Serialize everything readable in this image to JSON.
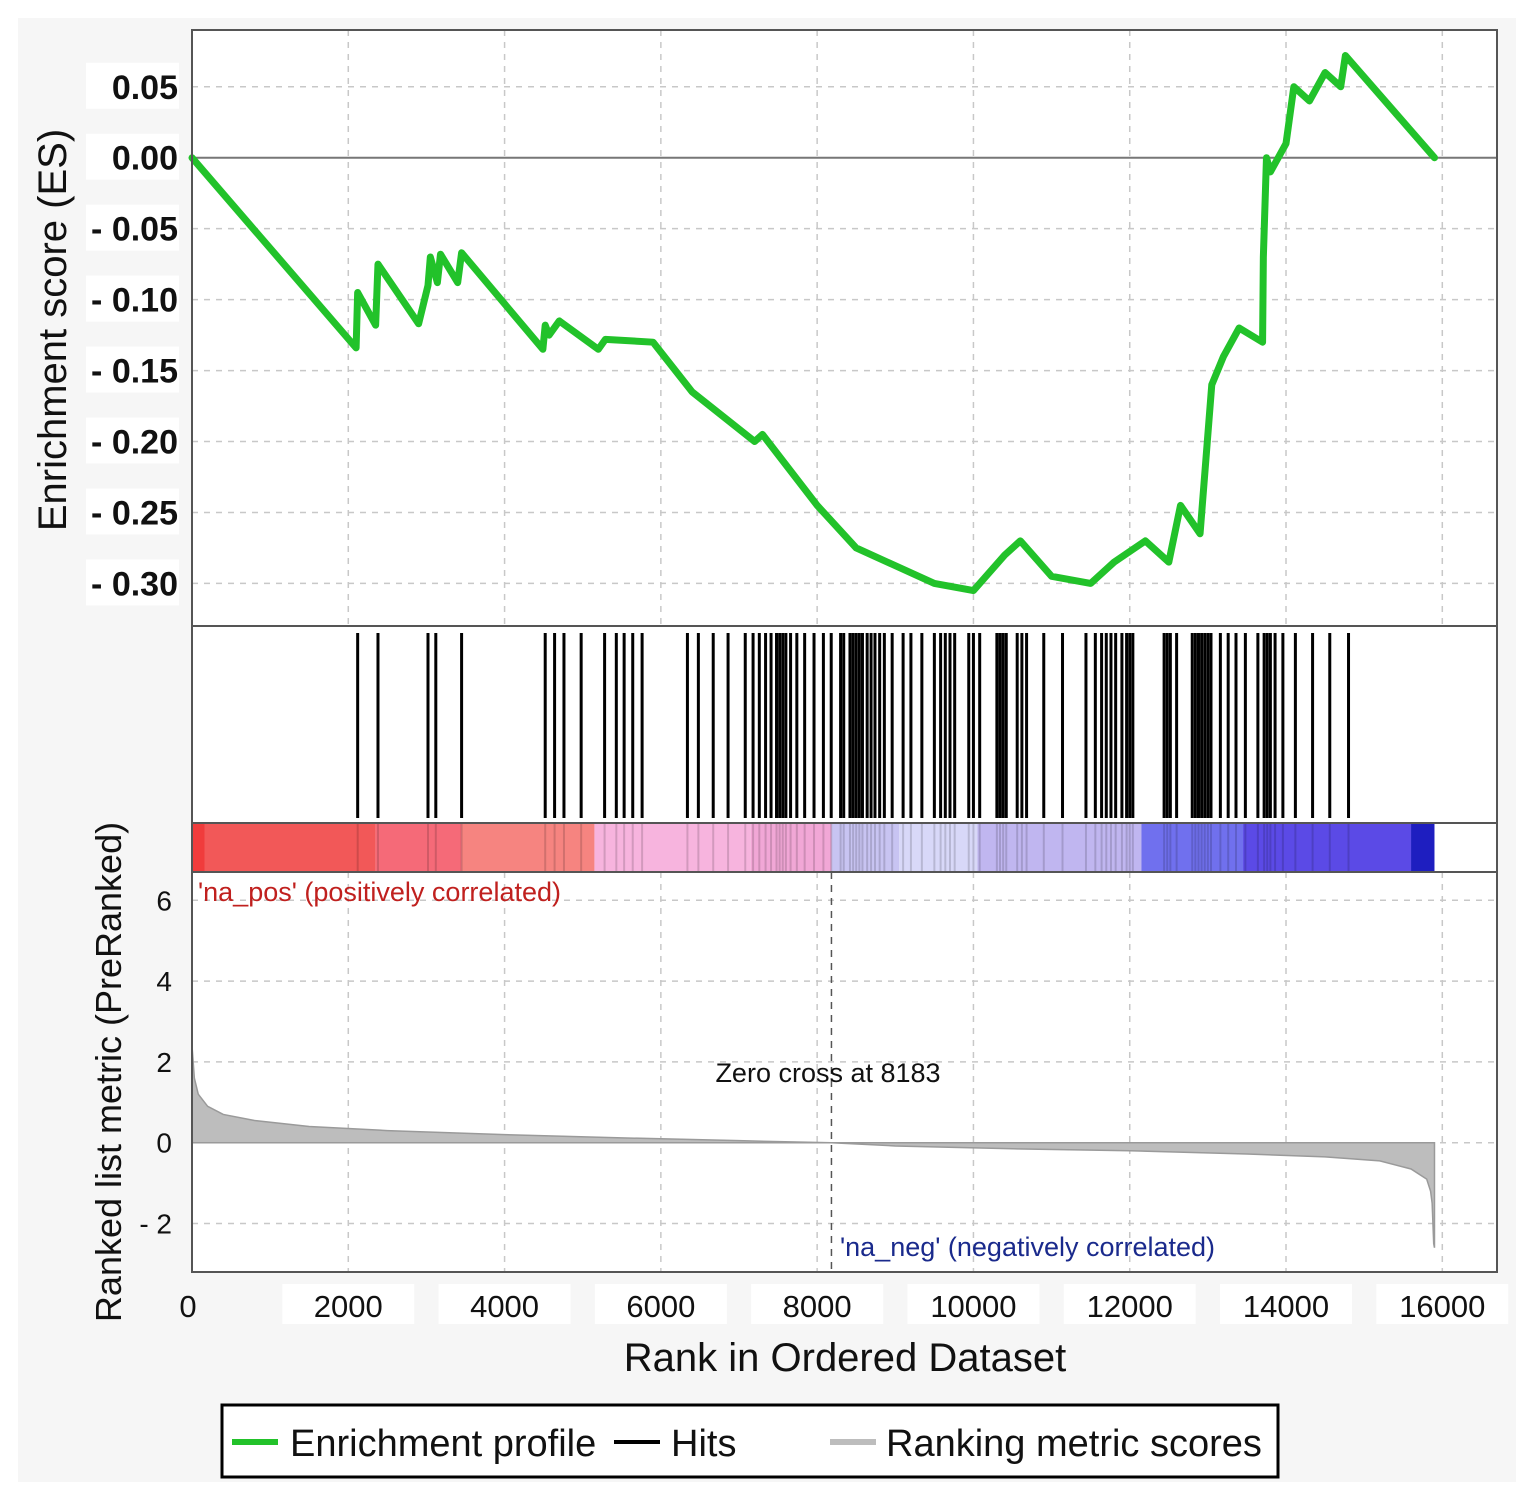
{
  "chart_data": {
    "type": "line",
    "colors": {
      "enrichment_profile": "#22c22a",
      "hits": "#000000",
      "ranking_metric": "#bdbdbd",
      "pos_band": "#f04848",
      "neg_band": "#2a2ad8",
      "pos_label": "#c0201e",
      "neg_label": "#1a2a8c"
    },
    "enrichment": {
      "ylabel": "Enrichment score (ES)",
      "ylim": [
        -0.33,
        0.09
      ],
      "y_ticks": [
        0.05,
        0.0,
        -0.05,
        -0.1,
        -0.15,
        -0.2,
        -0.25,
        -0.3
      ],
      "y_tick_labels": [
        "0.05",
        "0.00",
        "- 0.05",
        "- 0.10",
        "- 0.15",
        "- 0.20",
        "- 0.25",
        "- 0.30"
      ],
      "x": [
        0,
        2100,
        2120,
        2350,
        2380,
        2900,
        3020,
        3050,
        3140,
        3180,
        3400,
        3450,
        4490,
        4520,
        4570,
        4700,
        5200,
        5290,
        5900,
        6400,
        7200,
        7300,
        8000,
        8500,
        9500,
        10000,
        10400,
        10600,
        11000,
        11500,
        11800,
        12200,
        12500,
        12650,
        12900,
        13050,
        13200,
        13400,
        13700,
        13710,
        13750,
        13800,
        14000,
        14100,
        14300,
        14500,
        14700,
        14760,
        15900
      ],
      "y": [
        0.0,
        -0.134,
        -0.095,
        -0.118,
        -0.075,
        -0.117,
        -0.09,
        -0.07,
        -0.088,
        -0.068,
        -0.088,
        -0.067,
        -0.135,
        -0.118,
        -0.125,
        -0.115,
        -0.135,
        -0.128,
        -0.13,
        -0.165,
        -0.2,
        -0.195,
        -0.245,
        -0.275,
        -0.3,
        -0.305,
        -0.28,
        -0.27,
        -0.295,
        -0.3,
        -0.285,
        -0.27,
        -0.285,
        -0.245,
        -0.265,
        -0.16,
        -0.14,
        -0.12,
        -0.13,
        -0.07,
        0.0,
        -0.01,
        0.01,
        0.05,
        0.04,
        0.06,
        0.05,
        0.072,
        0.0
      ]
    },
    "hits": {
      "legend": "Hits",
      "positions": [
        2120,
        2380,
        3020,
        3120,
        3450,
        4520,
        4640,
        4760,
        4980,
        5280,
        5430,
        5530,
        5640,
        5760,
        6340,
        6480,
        6670,
        6860,
        7080,
        7180,
        7260,
        7340,
        7410,
        7480,
        7520,
        7560,
        7600,
        7660,
        7740,
        7840,
        7960,
        8080,
        8180,
        8300,
        8340,
        8420,
        8460,
        8500,
        8540,
        8580,
        8640,
        8690,
        8740,
        8800,
        8860,
        8960,
        9100,
        9200,
        9340,
        9500,
        9580,
        9640,
        9700,
        9760,
        9940,
        10000,
        10080,
        10300,
        10340,
        10380,
        10420,
        10560,
        10620,
        10680,
        10900,
        11140,
        11440,
        11560,
        11640,
        11700,
        11760,
        11820,
        11900,
        11960,
        12000,
        12040,
        12440,
        12480,
        12520,
        12600,
        12800,
        12840,
        12880,
        12920,
        12960,
        13000,
        13040,
        13160,
        13260,
        13360,
        13480,
        13640,
        13720,
        13760,
        13800,
        13860,
        13960,
        14120,
        14340,
        14560,
        14800
      ]
    },
    "ranking_metric": {
      "ylabel": "Ranked list metric (PreRanked)",
      "ylim": [
        -3.2,
        6.7
      ],
      "y_ticks": [
        6,
        4,
        2,
        0,
        -2
      ],
      "y_tick_labels": [
        "6",
        "4",
        "2",
        "0",
        "- 2"
      ],
      "x": [
        0,
        30,
        80,
        200,
        400,
        800,
        1500,
        2500,
        4000,
        5500,
        7000,
        8183,
        9000,
        10500,
        12000,
        13500,
        14500,
        15200,
        15600,
        15800,
        15850,
        15870,
        15880,
        15890,
        15900
      ],
      "y": [
        2.4,
        1.6,
        1.2,
        0.9,
        0.7,
        0.55,
        0.4,
        0.3,
        0.2,
        0.12,
        0.05,
        0.0,
        -0.08,
        -0.15,
        -0.2,
        -0.28,
        -0.35,
        -0.45,
        -0.65,
        -0.9,
        -1.2,
        -1.5,
        -2.0,
        -2.5,
        -2.6
      ],
      "zero_cross_label": "Zero cross at 8183",
      "zero_cross": 8183,
      "pos_label": "'na_pos' (positively correlated)",
      "neg_label": "'na_neg' (negatively correlated)"
    },
    "color_band": [
      {
        "x0": 0,
        "x1": 160,
        "color": "#f03c3c"
      },
      {
        "x0": 160,
        "x1": 2350,
        "color": "#f25858"
      },
      {
        "x0": 2350,
        "x1": 3450,
        "color": "#f56a78"
      },
      {
        "x0": 3450,
        "x1": 5150,
        "color": "#f68480"
      },
      {
        "x0": 5150,
        "x1": 7150,
        "color": "#f7b4de"
      },
      {
        "x0": 7150,
        "x1": 8183,
        "color": "#f1a7d6"
      },
      {
        "x0": 8183,
        "x1": 9050,
        "color": "#c8c4f2"
      },
      {
        "x0": 9050,
        "x1": 10050,
        "color": "#d8d8f8"
      },
      {
        "x0": 10050,
        "x1": 12150,
        "color": "#c0b6f0"
      },
      {
        "x0": 12150,
        "x1": 13450,
        "color": "#7070ee"
      },
      {
        "x0": 13450,
        "x1": 15600,
        "color": "#5b4ae6"
      },
      {
        "x0": 15600,
        "x1": 15900,
        "color": "#1e1ec0"
      }
    ],
    "x_axis": {
      "label": "Rank in Ordered Dataset",
      "xlim": [
        0,
        16700
      ],
      "ticks": [
        0,
        2000,
        4000,
        6000,
        8000,
        10000,
        12000,
        14000,
        16000
      ],
      "tick_labels": [
        "0",
        "2000",
        "4000",
        "6000",
        "8000",
        "10000",
        "12000",
        "14000",
        "16000"
      ]
    },
    "legend": {
      "placement": "bottom",
      "entries": [
        "Enrichment profile",
        "Hits",
        "Ranking metric scores"
      ]
    }
  }
}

※ ※ ※

Repeat the records in full, exactly as they appear, without the pictures.

- Output:
Serialize everything readable in this image to JSON.
{
  "chart_data": {
    "type": "line",
    "colors": {
      "enrichment_profile": "#22c22a",
      "hits": "#000000",
      "ranking_metric": "#bdbdbd",
      "pos_band": "#f04848",
      "neg_band": "#2a2ad8",
      "pos_label": "#c0201e",
      "neg_label": "#1a2a8c"
    },
    "enrichment": {
      "ylabel": "Enrichment score (ES)",
      "ylim": [
        -0.33,
        0.09
      ],
      "y_ticks": [
        0.05,
        0.0,
        -0.05,
        -0.1,
        -0.15,
        -0.2,
        -0.25,
        -0.3
      ],
      "y_tick_labels": [
        "0.05",
        "0.00",
        "- 0.05",
        "- 0.10",
        "- 0.15",
        "- 0.20",
        "- 0.25",
        "- 0.30"
      ],
      "x": [
        0,
        2100,
        2120,
        2350,
        2380,
        2900,
        3020,
        3050,
        3140,
        3180,
        3400,
        3450,
        4490,
        4520,
        4570,
        4700,
        5200,
        5290,
        5900,
        6400,
        7200,
        7300,
        8000,
        8500,
        9500,
        10000,
        10400,
        10600,
        11000,
        11500,
        11800,
        12200,
        12500,
        12650,
        12900,
        13050,
        13200,
        13400,
        13700,
        13710,
        13750,
        13800,
        14000,
        14100,
        14300,
        14500,
        14700,
        14760,
        15900
      ],
      "y": [
        0.0,
        -0.134,
        -0.095,
        -0.118,
        -0.075,
        -0.117,
        -0.09,
        -0.07,
        -0.088,
        -0.068,
        -0.088,
        -0.067,
        -0.135,
        -0.118,
        -0.125,
        -0.115,
        -0.135,
        -0.128,
        -0.13,
        -0.165,
        -0.2,
        -0.195,
        -0.245,
        -0.275,
        -0.3,
        -0.305,
        -0.28,
        -0.27,
        -0.295,
        -0.3,
        -0.285,
        -0.27,
        -0.285,
        -0.245,
        -0.265,
        -0.16,
        -0.14,
        -0.12,
        -0.13,
        -0.07,
        0.0,
        -0.01,
        0.01,
        0.05,
        0.04,
        0.06,
        0.05,
        0.072,
        0.0
      ]
    },
    "hits": {
      "legend": "Hits",
      "positions": [
        2120,
        2380,
        3020,
        3120,
        3450,
        4520,
        4640,
        4760,
        4980,
        5280,
        5430,
        5530,
        5640,
        5760,
        6340,
        6480,
        6670,
        6860,
        7080,
        7180,
        7260,
        7340,
        7410,
        7480,
        7520,
        7560,
        7600,
        7660,
        7740,
        7840,
        7960,
        8080,
        8180,
        8300,
        8340,
        8420,
        8460,
        8500,
        8540,
        8580,
        8640,
        8690,
        8740,
        8800,
        8860,
        8960,
        9100,
        9200,
        9340,
        9500,
        9580,
        9640,
        9700,
        9760,
        9940,
        10000,
        10080,
        10300,
        10340,
        10380,
        10420,
        10560,
        10620,
        10680,
        10900,
        11140,
        11440,
        11560,
        11640,
        11700,
        11760,
        11820,
        11900,
        11960,
        12000,
        12040,
        12440,
        12480,
        12520,
        12600,
        12800,
        12840,
        12880,
        12920,
        12960,
        13000,
        13040,
        13160,
        13260,
        13360,
        13480,
        13640,
        13720,
        13760,
        13800,
        13860,
        13960,
        14120,
        14340,
        14560,
        14800
      ]
    },
    "ranking_metric": {
      "ylabel": "Ranked list metric (PreRanked)",
      "ylim": [
        -3.2,
        6.7
      ],
      "y_ticks": [
        6,
        4,
        2,
        0,
        -2
      ],
      "y_tick_labels": [
        "6",
        "4",
        "2",
        "0",
        "- 2"
      ],
      "x": [
        0,
        30,
        80,
        200,
        400,
        800,
        1500,
        2500,
        4000,
        5500,
        7000,
        8183,
        9000,
        10500,
        12000,
        13500,
        14500,
        15200,
        15600,
        15800,
        15850,
        15870,
        15880,
        15890,
        15900
      ],
      "y": [
        2.4,
        1.6,
        1.2,
        0.9,
        0.7,
        0.55,
        0.4,
        0.3,
        0.2,
        0.12,
        0.05,
        0.0,
        -0.08,
        -0.15,
        -0.2,
        -0.28,
        -0.35,
        -0.45,
        -0.65,
        -0.9,
        -1.2,
        -1.5,
        -2.0,
        -2.5,
        -2.6
      ],
      "zero_cross_label": "Zero cross at 8183",
      "zero_cross": 8183,
      "pos_label": "'na_pos' (positively correlated)",
      "neg_label": "'na_neg' (negatively correlated)"
    },
    "color_band": [
      {
        "x0": 0,
        "x1": 160,
        "color": "#f03c3c"
      },
      {
        "x0": 160,
        "x1": 2350,
        "color": "#f25858"
      },
      {
        "x0": 2350,
        "x1": 3450,
        "color": "#f56a78"
      },
      {
        "x0": 3450,
        "x1": 5150,
        "color": "#f68480"
      },
      {
        "x0": 5150,
        "x1": 7150,
        "color": "#f7b4de"
      },
      {
        "x0": 7150,
        "x1": 8183,
        "color": "#f1a7d6"
      },
      {
        "x0": 8183,
        "x1": 9050,
        "color": "#c8c4f2"
      },
      {
        "x0": 9050,
        "x1": 10050,
        "color": "#d8d8f8"
      },
      {
        "x0": 10050,
        "x1": 12150,
        "color": "#c0b6f0"
      },
      {
        "x0": 12150,
        "x1": 13450,
        "color": "#7070ee"
      },
      {
        "x0": 13450,
        "x1": 15600,
        "color": "#5b4ae6"
      },
      {
        "x0": 15600,
        "x1": 15900,
        "color": "#1e1ec0"
      }
    ],
    "x_axis": {
      "label": "Rank in Ordered Dataset",
      "xlim": [
        0,
        16700
      ],
      "ticks": [
        0,
        2000,
        4000,
        6000,
        8000,
        10000,
        12000,
        14000,
        16000
      ],
      "tick_labels": [
        "0",
        "2000",
        "4000",
        "6000",
        "8000",
        "10000",
        "12000",
        "14000",
        "16000"
      ]
    },
    "legend": {
      "placement": "bottom",
      "entries": [
        "Enrichment profile",
        "Hits",
        "Ranking metric scores"
      ]
    }
  }
}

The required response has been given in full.